§ **TASK DESCRIPTION**
Without the pictures, repeat the listing character for character.

[Entries from a visual dataset]
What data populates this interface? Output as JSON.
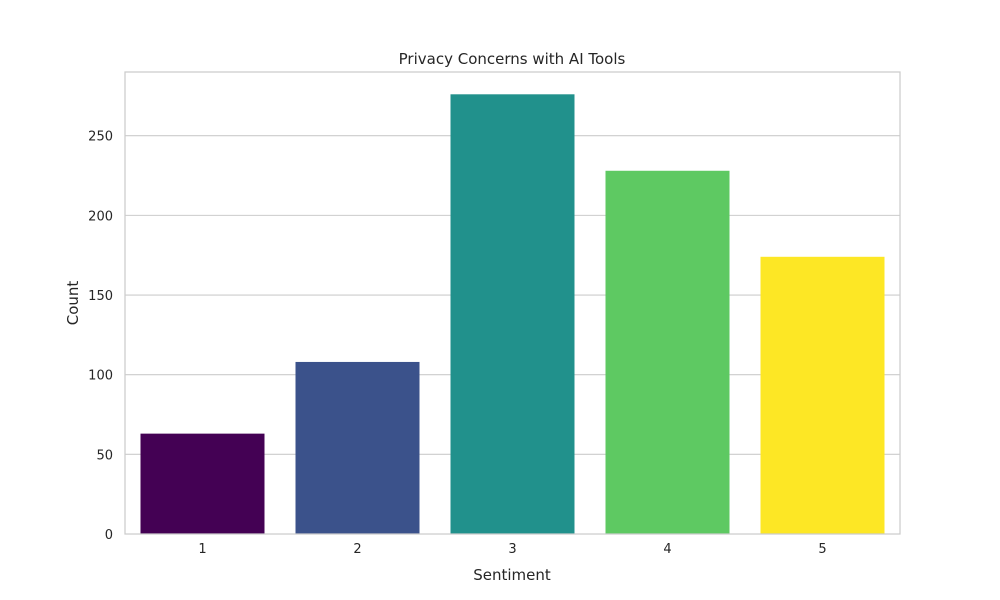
{
  "chart_data": {
    "type": "bar",
    "title": "Privacy Concerns with AI Tools",
    "xlabel": "Sentiment",
    "ylabel": "Count",
    "categories": [
      "1",
      "2",
      "3",
      "4",
      "5"
    ],
    "values": [
      63,
      108,
      276,
      228,
      174
    ],
    "colors": [
      "#440154",
      "#3b528b",
      "#21918c",
      "#5ec962",
      "#fde725"
    ],
    "ylim": [
      0,
      290
    ],
    "yticks": [
      0,
      50,
      100,
      150,
      200,
      250
    ],
    "grid": true,
    "grid_axis": "y",
    "grid_color": "#cccccc",
    "frame_color": "#cccccc",
    "legend": "none"
  }
}
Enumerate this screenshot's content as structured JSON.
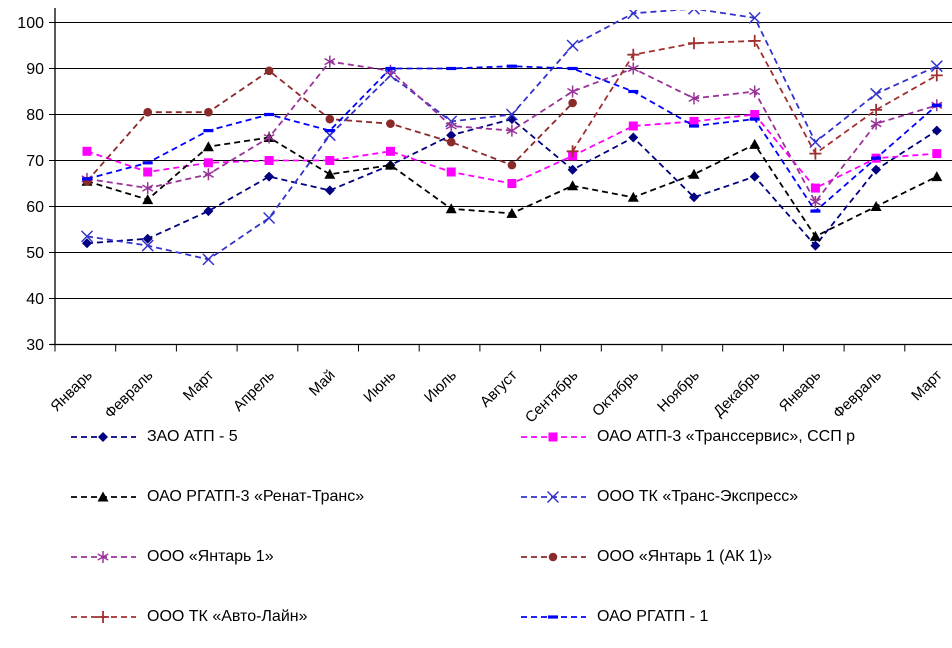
{
  "chart_data": {
    "type": "line",
    "title": "",
    "xlabel": "",
    "ylabel": "",
    "grid": true,
    "legend_position": "bottom-two-columns",
    "categories": [
      "Январь",
      "Февраль",
      "Март",
      "Апрель",
      "Май",
      "Июнь",
      "Июль",
      "Август",
      "Сентябрь",
      "Октябрь",
      "Ноябрь",
      "Декабрь",
      "Январь",
      "Февраль",
      "Март"
    ],
    "y_axis": {
      "min": 30,
      "max": 100,
      "step": 10,
      "ticks": [
        "30",
        "40",
        "50",
        "60",
        "70",
        "80",
        "90",
        "100"
      ]
    },
    "line_style": "dashed",
    "series": [
      {
        "name": "ЗАО АТП - 5",
        "color": "#000080",
        "marker": "diamond",
        "values": [
          52,
          53,
          59,
          66.5,
          63.5,
          69,
          75.5,
          79,
          68,
          75,
          62,
          66.5,
          51.5,
          68,
          76.5
        ]
      },
      {
        "name": "ОАО АТП-3 «Транссервис», ССП р",
        "color": "#FF00FF",
        "marker": "square",
        "values": [
          72,
          67.5,
          69.5,
          70,
          70,
          72,
          67.5,
          65,
          71,
          77.5,
          78.5,
          80,
          64,
          70.5,
          71.5
        ]
      },
      {
        "name": "ОАО РГАТП-3 «Ренат-Транс»",
        "color": "#000000",
        "marker": "triangle",
        "values": [
          65.5,
          61.5,
          73,
          75,
          67,
          69,
          59.5,
          58.5,
          64.5,
          62,
          67,
          73.5,
          53.5,
          60,
          66.5
        ]
      },
      {
        "name": "ООО ТК «Транс-Экспресс»",
        "color": "#3333CC",
        "marker": "x",
        "values": [
          53.5,
          51.5,
          48.5,
          57.5,
          75.5,
          88.5,
          78.5,
          80,
          95,
          102,
          103,
          101,
          74,
          84.5,
          90.5
        ]
      },
      {
        "name": "ООО «Янтарь 1»",
        "color": "#993399",
        "marker": "asterisk",
        "values": [
          66,
          64,
          67,
          75,
          91.5,
          89.5,
          77.5,
          76.5,
          85,
          90,
          83.5,
          85,
          61,
          78,
          82
        ]
      },
      {
        "name": "ООО «Янтарь 1 (АК 1)»",
        "color": "#8B2A2A",
        "marker": "circle",
        "values": [
          65.5,
          80.5,
          80.5,
          89.5,
          79,
          78,
          74,
          69,
          82.5,
          null,
          null,
          null,
          null,
          null,
          null
        ]
      },
      {
        "name": "ООО ТК «Авто-Лайн»",
        "color": "#A03030",
        "marker": "plus",
        "values": [
          null,
          null,
          null,
          null,
          null,
          null,
          null,
          null,
          72,
          93,
          95.5,
          96,
          71.5,
          81,
          88.5
        ]
      },
      {
        "name": "ОАО РГАТП - 1",
        "color": "#0000FF",
        "marker": "dash",
        "values": [
          66,
          69.5,
          76.5,
          80,
          76.5,
          90,
          90,
          90.5,
          90,
          85,
          77.5,
          79,
          59,
          70.5,
          82
        ]
      }
    ],
    "legend_columns": [
      [
        0,
        2,
        4,
        6
      ],
      [
        1,
        3,
        5,
        7
      ]
    ]
  }
}
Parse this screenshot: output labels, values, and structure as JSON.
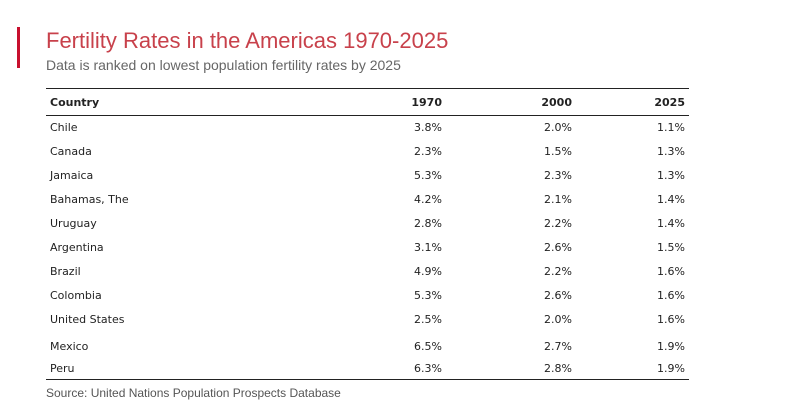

§ **WRITTEN ANSWER**
What data populates this interface? Output as JSON.
{
  "chart_data": {
    "type": "bar",
    "title": "Privacy Concerns with AI Tools",
    "xlabel": "Sentiment",
    "ylabel": "Count",
    "categories": [
      "1",
      "2",
      "3",
      "4",
      "5"
    ],
    "values": [
      63,
      108,
      276,
      228,
      174
    ],
    "colors": [
      "#440154",
      "#3b528b",
      "#21918c",
      "#5ec962",
      "#fde725"
    ],
    "ylim": [
      0,
      290
    ],
    "yticks": [
      0,
      50,
      100,
      150,
      200,
      250
    ],
    "grid": true,
    "grid_axis": "y",
    "grid_color": "#cccccc",
    "frame_color": "#cccccc",
    "legend": "none"
  }
}
Enumerate this screenshot's content as structured JSON.
{
  "chart_data": {
    "type": "line",
    "title": "",
    "xlabel": "",
    "ylabel": "",
    "grid": true,
    "legend_position": "bottom-two-columns",
    "categories": [
      "Январь",
      "Февраль",
      "Март",
      "Апрель",
      "Май",
      "Июнь",
      "Июль",
      "Август",
      "Сентябрь",
      "Октябрь",
      "Ноябрь",
      "Декабрь",
      "Январь",
      "Февраль",
      "Март"
    ],
    "y_axis": {
      "min": 30,
      "max": 100,
      "step": 10,
      "ticks": [
        "30",
        "40",
        "50",
        "60",
        "70",
        "80",
        "90",
        "100"
      ]
    },
    "line_style": "dashed",
    "series": [
      {
        "name": "ЗАО АТП - 5",
        "color": "#000080",
        "marker": "diamond",
        "values": [
          52,
          53,
          59,
          66.5,
          63.5,
          69,
          75.5,
          79,
          68,
          75,
          62,
          66.5,
          51.5,
          68,
          76.5
        ]
      },
      {
        "name": "ОАО АТП-3 «Транссервис», ССП р",
        "color": "#FF00FF",
        "marker": "square",
        "values": [
          72,
          67.5,
          69.5,
          70,
          70,
          72,
          67.5,
          65,
          71,
          77.5,
          78.5,
          80,
          64,
          70.5,
          71.5
        ]
      },
      {
        "name": "ОАО РГАТП-3 «Ренат-Транс»",
        "color": "#000000",
        "marker": "triangle",
        "values": [
          65.5,
          61.5,
          73,
          75,
          67,
          69,
          59.5,
          58.5,
          64.5,
          62,
          67,
          73.5,
          53.5,
          60,
          66.5
        ]
      },
      {
        "name": "ООО ТК «Транс-Экспресс»",
        "color": "#3333CC",
        "marker": "x",
        "values": [
          53.5,
          51.5,
          48.5,
          57.5,
          75.5,
          88.5,
          78.5,
          80,
          95,
          102,
          103,
          101,
          74,
          84.5,
          90.5
        ]
      },
      {
        "name": "ООО «Янтарь 1»",
        "color": "#993399",
        "marker": "asterisk",
        "values": [
          66,
          64,
          67,
          75,
          91.5,
          89.5,
          77.5,
          76.5,
          85,
          90,
          83.5,
          85,
          61,
          78,
          82
        ]
      },
      {
        "name": "ООО «Янтарь 1 (АК 1)»",
        "color": "#8B2A2A",
        "marker": "circle",
        "values": [
          65.5,
          80.5,
          80.5,
          89.5,
          79,
          78,
          74,
          69,
          82.5,
          null,
          null,
          null,
          null,
          null,
          null
        ]
      },
      {
        "name": "ООО ТК «Авто-Лайн»",
        "color": "#A03030",
        "marker": "plus",
        "values": [
          null,
          null,
          null,
          null,
          null,
          null,
          null,
          null,
          72,
          93,
          95.5,
          96,
          71.5,
          81,
          88.5
        ]
      },
      {
        "name": "ОАО РГАТП - 1",
        "color": "#0000FF",
        "marker": "dash",
        "values": [
          66,
          69.5,
          76.5,
          80,
          76.5,
          90,
          90,
          90.5,
          90,
          85,
          77.5,
          79,
          59,
          70.5,
          82
        ]
      }
    ],
    "legend_columns": [
      [
        0,
        2,
        4,
        6
      ],
      [
        1,
        3,
        5,
        7
      ]
    ]
  }
}
Parse this screenshot: output labels, values, and structure as JSON.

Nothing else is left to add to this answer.